### TRY IT
Would you please repeat the data that follows, exactly as it reads?

### DATA TO PROCESS
▶
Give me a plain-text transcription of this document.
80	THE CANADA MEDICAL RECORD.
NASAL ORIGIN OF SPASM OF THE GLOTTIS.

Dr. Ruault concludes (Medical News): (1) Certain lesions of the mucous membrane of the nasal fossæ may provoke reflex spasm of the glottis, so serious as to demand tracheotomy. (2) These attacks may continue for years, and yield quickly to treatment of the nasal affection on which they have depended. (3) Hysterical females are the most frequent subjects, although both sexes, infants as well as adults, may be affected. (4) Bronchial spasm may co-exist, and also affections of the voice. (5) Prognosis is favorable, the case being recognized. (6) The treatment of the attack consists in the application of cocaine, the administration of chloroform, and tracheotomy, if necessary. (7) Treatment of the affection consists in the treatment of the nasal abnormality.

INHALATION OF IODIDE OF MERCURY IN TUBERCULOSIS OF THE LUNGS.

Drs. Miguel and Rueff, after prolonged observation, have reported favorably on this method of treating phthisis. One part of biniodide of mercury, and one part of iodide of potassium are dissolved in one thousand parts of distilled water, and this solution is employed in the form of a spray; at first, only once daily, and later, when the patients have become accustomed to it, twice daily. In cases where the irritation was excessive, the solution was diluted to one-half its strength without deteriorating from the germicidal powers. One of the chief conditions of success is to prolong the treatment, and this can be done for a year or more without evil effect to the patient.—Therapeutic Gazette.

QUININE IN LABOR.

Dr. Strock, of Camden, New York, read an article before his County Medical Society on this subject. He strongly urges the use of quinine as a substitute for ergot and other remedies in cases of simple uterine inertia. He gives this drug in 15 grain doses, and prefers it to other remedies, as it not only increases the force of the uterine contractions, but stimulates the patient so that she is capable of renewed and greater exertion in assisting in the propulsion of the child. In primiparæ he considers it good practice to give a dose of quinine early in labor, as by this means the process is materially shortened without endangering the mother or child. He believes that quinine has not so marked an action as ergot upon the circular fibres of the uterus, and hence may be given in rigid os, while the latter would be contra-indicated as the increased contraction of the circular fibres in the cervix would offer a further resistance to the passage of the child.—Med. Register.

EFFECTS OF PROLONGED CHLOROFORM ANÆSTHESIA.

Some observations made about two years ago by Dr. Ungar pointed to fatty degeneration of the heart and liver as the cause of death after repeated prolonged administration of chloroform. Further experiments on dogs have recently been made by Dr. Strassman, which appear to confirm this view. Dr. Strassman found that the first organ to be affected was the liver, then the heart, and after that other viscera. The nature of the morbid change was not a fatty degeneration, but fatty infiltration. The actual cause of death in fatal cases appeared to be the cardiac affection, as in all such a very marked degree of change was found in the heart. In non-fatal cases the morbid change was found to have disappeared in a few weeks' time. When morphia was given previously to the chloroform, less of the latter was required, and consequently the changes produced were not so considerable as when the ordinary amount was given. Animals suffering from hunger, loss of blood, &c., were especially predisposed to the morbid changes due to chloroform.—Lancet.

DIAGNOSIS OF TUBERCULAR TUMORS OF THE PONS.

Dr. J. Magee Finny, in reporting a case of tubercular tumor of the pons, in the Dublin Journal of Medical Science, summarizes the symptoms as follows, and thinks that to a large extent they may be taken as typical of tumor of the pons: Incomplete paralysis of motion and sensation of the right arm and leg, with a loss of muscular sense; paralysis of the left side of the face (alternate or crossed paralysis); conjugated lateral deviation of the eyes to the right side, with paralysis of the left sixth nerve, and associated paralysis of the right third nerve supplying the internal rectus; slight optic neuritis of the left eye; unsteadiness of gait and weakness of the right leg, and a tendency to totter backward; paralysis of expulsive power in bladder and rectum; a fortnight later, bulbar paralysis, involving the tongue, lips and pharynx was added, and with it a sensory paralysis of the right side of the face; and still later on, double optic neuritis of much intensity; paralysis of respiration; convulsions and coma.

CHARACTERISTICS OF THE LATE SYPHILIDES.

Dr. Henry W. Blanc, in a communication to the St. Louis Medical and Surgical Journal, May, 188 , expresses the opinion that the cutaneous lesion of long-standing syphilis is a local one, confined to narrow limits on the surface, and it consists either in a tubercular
◀
### EXERCISE RESPONSE
Give me a plain-text transcription of this document.
80	THE CANADA MEDICAL RECORD.
NASAL ORIGIN OF SPASM OF THE GLOTTIS.

Dr. Ruault concludes (Medical News): (1) Certain lesions of the mucous membrane of the nasal fossæ may provoke reflex spasm of the glottis, so serious as to demand tracheotomy. (2) These attacks may continue for years, and yield quickly to treatment of the nasal affection on which they have depended. (3) Hysterical females are the most frequent subjects, although both sexes, infants as well as adults, may be affected. (4) Bronchial spasm may co-exist, and also affections of the voice. (5) Prognosis is favorable, the case being recognized. (6) The treatment of the attack consists in the application of cocaine, the administration of chloroform, and tracheotomy, if necessary. (7) Treatment of the affection consists in the treatment of the nasal abnormality.

INHALATION OF IODIDE OF MERCURY IN TUBERCULOSIS OF THE LUNGS.

Drs. Miguel and Rueff, after prolonged observation, have reported favorably on this method of treating phthisis. One part of biniodide of mercury, and one part of iodide of potassium are dissolved in one thousand parts of distilled water, and this solution is employed in the form of a spray; at first, only once daily, and later, when the patients have become accustomed to it, twice daily. In cases where the irritation was excessive, the solution was diluted to one-half its strength without deteriorating from the germicidal powers. One of the chief conditions of success is to prolong the treatment, and this can be done for a year or more without evil effect to the patient.—Therapeutic Gazette.

QUININE IN LABOR.

Dr. Strock, of Camden, New York, read an article before his County Medical Society on this subject. He strongly urges the use of quinine as a substitute for ergot and other remedies in cases of simple uterine inertia. He gives this drug in 15 grain doses, and prefers it to other remedies, as it not only increases the force of the uterine contractions, but stimulates the patient so that she is capable of renewed and greater exertion in assisting in the propulsion of the child. In primiparæ he considers it good practice to give a dose of quinine early in labor, as by this means the process is materially shortened without endangering the mother or child. He believes that quinine has not so marked an action as ergot upon the circular fibres of the uterus, and hence may be given in rigid os, while the latter would be contra-indicated as the increased contraction of the circular fibres in the cervix would offer a further resistance to the passage of the child.—Med. Register.

EFFECTS OF PROLONGED CHLOROFORM ANÆSTHESIA.

Some observations made about two years ago by Dr. Ungar pointed to fatty degeneration of the heart and liver as the cause of death after repeated prolonged administration of chloroform. Further experiments on dogs have recently been made by Dr. Strassman, which appear to confirm this view. Dr. Strassman found that the first organ to be affected was the liver, then the heart, and after that other viscera. The nature of the morbid change was not a fatty degeneration, but fatty infiltration. The actual cause of death in fatal cases appeared to be the cardiac affection, as in all such a very marked degree of change was found in the heart. In non-fatal cases the morbid change was found to have disappeared in a few weeks' time. When morphia was given previously to the chloroform, less of the latter was required, and consequently the changes produced were not so considerable as when the ordinary amount was given. Animals suffering from hunger, loss of blood, &c., were especially predisposed to the morbid changes due to chloroform.—Lancet.

DIAGNOSIS OF TUBERCULAR TUMORS OF THE PONS.

Dr. J. Magee Finny, in reporting a case of tubercular tumor of the pons, in the Dublin Journal of Medical Science, summarizes the symptoms as follows, and thinks that to a large extent they may be taken as typical of tumor of the pons: Incomplete paralysis of motion and sensation of the right arm and leg, with a loss of muscular sense; paralysis of the left side of the face (alternate or crossed paralysis); conjugated lateral deviation of the eyes to the right side, with paralysis of the left sixth nerve, and associated paralysis of the right third nerve supplying the internal rectus; slight optic neuritis of the left eye; unsteadiness of gait and weakness of the right leg, and a tendency to totter backward; paralysis of expulsive power in bladder and rectum; a fortnight later, bulbar paralysis, involving the tongue, lips and pharynx was added, and with it a sensory paralysis of the right side of the face; and still later on, double optic neuritis of much intensity; paralysis of respiration; convulsions and coma.

CHARACTERISTICS OF THE LATE SYPHILIDES.

Dr. Henry W. Blanc, in a communication to the St. Louis Medical and Surgical Journal, May, 188 , expresses the opinion that the cutaneous lesion of long-standing syphilis is a local one, confined to narrow limits on the surface, and it consists either in a tubercular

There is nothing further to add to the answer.